##### LISTING #####

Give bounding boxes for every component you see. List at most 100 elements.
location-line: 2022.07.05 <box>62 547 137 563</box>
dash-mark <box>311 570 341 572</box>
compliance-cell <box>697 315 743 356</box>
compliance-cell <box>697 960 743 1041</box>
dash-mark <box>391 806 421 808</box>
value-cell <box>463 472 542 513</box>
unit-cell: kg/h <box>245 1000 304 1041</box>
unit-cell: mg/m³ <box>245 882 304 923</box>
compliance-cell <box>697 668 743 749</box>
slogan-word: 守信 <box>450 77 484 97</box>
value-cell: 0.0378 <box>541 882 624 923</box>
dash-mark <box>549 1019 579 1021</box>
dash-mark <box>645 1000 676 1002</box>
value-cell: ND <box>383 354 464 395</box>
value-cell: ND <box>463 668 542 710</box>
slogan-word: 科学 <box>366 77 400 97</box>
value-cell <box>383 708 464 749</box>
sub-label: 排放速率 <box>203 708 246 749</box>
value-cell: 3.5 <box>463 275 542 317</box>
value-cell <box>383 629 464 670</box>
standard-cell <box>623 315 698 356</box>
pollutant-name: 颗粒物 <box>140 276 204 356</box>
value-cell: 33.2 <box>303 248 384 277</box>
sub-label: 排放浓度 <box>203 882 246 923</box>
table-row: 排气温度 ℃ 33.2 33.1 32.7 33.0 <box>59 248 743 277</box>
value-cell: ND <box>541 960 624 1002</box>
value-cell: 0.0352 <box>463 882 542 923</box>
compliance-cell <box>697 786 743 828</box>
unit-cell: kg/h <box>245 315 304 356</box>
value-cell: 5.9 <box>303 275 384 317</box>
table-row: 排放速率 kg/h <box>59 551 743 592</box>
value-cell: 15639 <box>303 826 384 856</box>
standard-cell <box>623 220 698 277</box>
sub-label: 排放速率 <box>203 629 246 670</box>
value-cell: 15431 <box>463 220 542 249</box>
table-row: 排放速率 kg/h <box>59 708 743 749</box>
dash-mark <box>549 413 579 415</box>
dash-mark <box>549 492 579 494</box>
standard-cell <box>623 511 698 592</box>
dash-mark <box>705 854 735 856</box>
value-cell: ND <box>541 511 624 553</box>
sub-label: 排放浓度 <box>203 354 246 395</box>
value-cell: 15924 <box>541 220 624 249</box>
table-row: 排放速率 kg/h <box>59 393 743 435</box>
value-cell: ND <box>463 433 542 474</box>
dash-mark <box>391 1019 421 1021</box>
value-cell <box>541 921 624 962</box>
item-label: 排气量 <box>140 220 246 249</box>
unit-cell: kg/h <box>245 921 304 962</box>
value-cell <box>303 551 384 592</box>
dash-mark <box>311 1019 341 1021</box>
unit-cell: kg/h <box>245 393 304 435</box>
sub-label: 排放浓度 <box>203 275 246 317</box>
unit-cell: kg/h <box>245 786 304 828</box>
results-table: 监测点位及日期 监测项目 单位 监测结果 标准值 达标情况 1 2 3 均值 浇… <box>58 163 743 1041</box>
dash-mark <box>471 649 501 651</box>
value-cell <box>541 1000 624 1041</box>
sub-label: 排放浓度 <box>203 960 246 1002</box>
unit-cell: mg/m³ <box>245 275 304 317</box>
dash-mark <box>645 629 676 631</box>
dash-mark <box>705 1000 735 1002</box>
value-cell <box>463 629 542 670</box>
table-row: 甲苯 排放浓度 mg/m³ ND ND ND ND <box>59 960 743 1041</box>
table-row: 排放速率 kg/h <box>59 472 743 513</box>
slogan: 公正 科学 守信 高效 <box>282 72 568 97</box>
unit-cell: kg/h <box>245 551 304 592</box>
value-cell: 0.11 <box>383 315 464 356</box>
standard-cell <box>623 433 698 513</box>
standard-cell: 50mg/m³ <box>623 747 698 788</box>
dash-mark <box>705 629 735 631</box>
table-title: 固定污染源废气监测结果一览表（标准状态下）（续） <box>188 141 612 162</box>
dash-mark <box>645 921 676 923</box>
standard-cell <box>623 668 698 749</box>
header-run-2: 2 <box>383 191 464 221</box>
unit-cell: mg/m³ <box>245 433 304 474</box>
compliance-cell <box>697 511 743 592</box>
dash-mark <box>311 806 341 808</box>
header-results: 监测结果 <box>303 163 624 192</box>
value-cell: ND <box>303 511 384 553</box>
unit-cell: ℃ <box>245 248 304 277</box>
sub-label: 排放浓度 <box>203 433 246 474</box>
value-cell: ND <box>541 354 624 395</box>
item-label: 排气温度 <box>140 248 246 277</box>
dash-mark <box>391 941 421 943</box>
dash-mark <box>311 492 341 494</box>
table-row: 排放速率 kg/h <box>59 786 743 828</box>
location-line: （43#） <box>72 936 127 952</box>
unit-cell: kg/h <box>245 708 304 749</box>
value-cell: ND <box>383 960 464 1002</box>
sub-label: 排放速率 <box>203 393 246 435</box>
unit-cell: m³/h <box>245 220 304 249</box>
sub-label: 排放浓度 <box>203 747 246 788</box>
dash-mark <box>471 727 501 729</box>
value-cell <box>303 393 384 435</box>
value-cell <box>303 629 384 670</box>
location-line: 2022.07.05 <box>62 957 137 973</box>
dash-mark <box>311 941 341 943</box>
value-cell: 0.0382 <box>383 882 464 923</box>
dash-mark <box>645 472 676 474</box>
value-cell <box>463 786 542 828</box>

#####

WHAT THIS TASK INVOLVES
Could you pull every line out of the material above and reproduce each one verbatim, in its original order?

COMPLETE RESPONSE
Give bounding boxes for every component you see. List at most 100 elements.
location-line: 2022.07.05 <box>62 547 137 563</box>
dash-mark <box>311 570 341 572</box>
compliance-cell <box>697 315 743 356</box>
compliance-cell <box>697 960 743 1041</box>
dash-mark <box>391 806 421 808</box>
value-cell <box>463 472 542 513</box>
unit-cell: kg/h <box>245 1000 304 1041</box>
unit-cell: mg/m³ <box>245 882 304 923</box>
compliance-cell <box>697 668 743 749</box>
slogan-word: 守信 <box>450 77 484 97</box>
value-cell: 0.0378 <box>541 882 624 923</box>
dash-mark <box>549 1019 579 1021</box>
dash-mark <box>645 1000 676 1002</box>
value-cell: ND <box>383 354 464 395</box>
value-cell: ND <box>463 668 542 710</box>
slogan-word: 科学 <box>366 77 400 97</box>
value-cell <box>383 708 464 749</box>
sub-label: 排放速率 <box>203 708 246 749</box>
value-cell: 3.5 <box>463 275 542 317</box>
value-cell <box>383 629 464 670</box>
standard-cell <box>623 315 698 356</box>
pollutant-name: 颗粒物 <box>140 276 204 356</box>
value-cell: 33.2 <box>303 248 384 277</box>
sub-label: 排放浓度 <box>203 882 246 923</box>
table-row: 排气温度 ℃ 33.2 33.1 32.7 33.0 <box>59 248 743 277</box>
value-cell: ND <box>541 960 624 1002</box>
value-cell: 0.0352 <box>463 882 542 923</box>
compliance-cell <box>697 786 743 828</box>
unit-cell: kg/h <box>245 315 304 356</box>
value-cell: 5.9 <box>303 275 384 317</box>
table-row: 排放速率 kg/h <box>59 551 743 592</box>
value-cell: 15639 <box>303 826 384 856</box>
standard-cell <box>623 220 698 277</box>
sub-label: 排放速率 <box>203 629 246 670</box>
value-cell: 15431 <box>463 220 542 249</box>
table-row: 排放速率 kg/h <box>59 708 743 749</box>
dash-mark <box>549 413 579 415</box>
dash-mark <box>549 492 579 494</box>
standard-cell <box>623 511 698 592</box>
dash-mark <box>705 854 735 856</box>
value-cell: ND <box>541 511 624 553</box>
sub-label: 排放浓度 <box>203 354 246 395</box>
value-cell: 15924 <box>541 220 624 249</box>
table-row: 排放速率 kg/h <box>59 393 743 435</box>
value-cell: ND <box>463 433 542 474</box>
dash-mark <box>391 1019 421 1021</box>
value-cell <box>541 921 624 962</box>
item-label: 排气量 <box>140 220 246 249</box>
unit-cell: kg/h <box>245 921 304 962</box>
value-cell <box>303 551 384 592</box>
dash-mark <box>311 1019 341 1021</box>
unit-cell: kg/h <box>245 393 304 435</box>
sub-label: 排放浓度 <box>203 275 246 317</box>
unit-cell: kg/h <box>245 786 304 828</box>
results-table: 监测点位及日期 监测项目 单位 监测结果 标准值 达标情况 1 2 3 均值 浇… <box>58 163 743 1041</box>
dash-mark <box>471 649 501 651</box>
value-cell <box>541 1000 624 1041</box>
sub-label: 排放浓度 <box>203 960 246 1002</box>
unit-cell: mg/m³ <box>245 275 304 317</box>
dash-mark <box>645 629 676 631</box>
dash-mark <box>705 1000 735 1002</box>
value-cell <box>463 629 542 670</box>
table-row: 甲苯 排放浓度 mg/m³ ND ND ND ND <box>59 960 743 1041</box>
table-row: 排放速率 kg/h <box>59 472 743 513</box>
slogan: 公正 科学 守信 高效 <box>282 72 568 97</box>
unit-cell: kg/h <box>245 551 304 592</box>
value-cell: 0.11 <box>383 315 464 356</box>
standard-cell <box>623 433 698 513</box>
standard-cell: 50mg/m³ <box>623 747 698 788</box>
dash-mark <box>705 629 735 631</box>
table-title: 固定污染源废气监测结果一览表（标准状态下）（续） <box>188 141 612 162</box>
dash-mark <box>645 921 676 923</box>
standard-cell <box>623 668 698 749</box>
header-run-2: 2 <box>383 191 464 221</box>
unit-cell: mg/m³ <box>245 433 304 474</box>
compliance-cell <box>697 511 743 592</box>
dash-mark <box>311 806 341 808</box>
header-results: 监测结果 <box>303 163 624 192</box>
value-cell: ND <box>303 511 384 553</box>
unit-cell: ℃ <box>245 248 304 277</box>
sub-label: 排放浓度 <box>203 433 246 474</box>
value-cell: ND <box>541 354 624 395</box>
item-label: 排气温度 <box>140 248 246 277</box>
dash-mark <box>391 941 421 943</box>
dash-mark <box>311 492 341 494</box>
table-row: 排放速率 kg/h <box>59 786 743 828</box>
location-line: （43#） <box>72 936 127 952</box>
unit-cell: kg/h <box>245 708 304 749</box>
value-cell: ND <box>383 960 464 1002</box>
sub-label: 排放速率 <box>203 393 246 435</box>
unit-cell: m³/h <box>245 220 304 249</box>
sub-label: 排放浓度 <box>203 747 246 788</box>
dash-mark <box>471 727 501 729</box>
value-cell <box>303 393 384 435</box>
value-cell <box>303 629 384 670</box>
location-line: 2022.07.05 <box>62 957 137 973</box>
dash-mark <box>311 941 341 943</box>
value-cell: 0.0382 <box>383 882 464 923</box>
dash-mark <box>645 472 676 474</box>
value-cell <box>463 786 542 828</box>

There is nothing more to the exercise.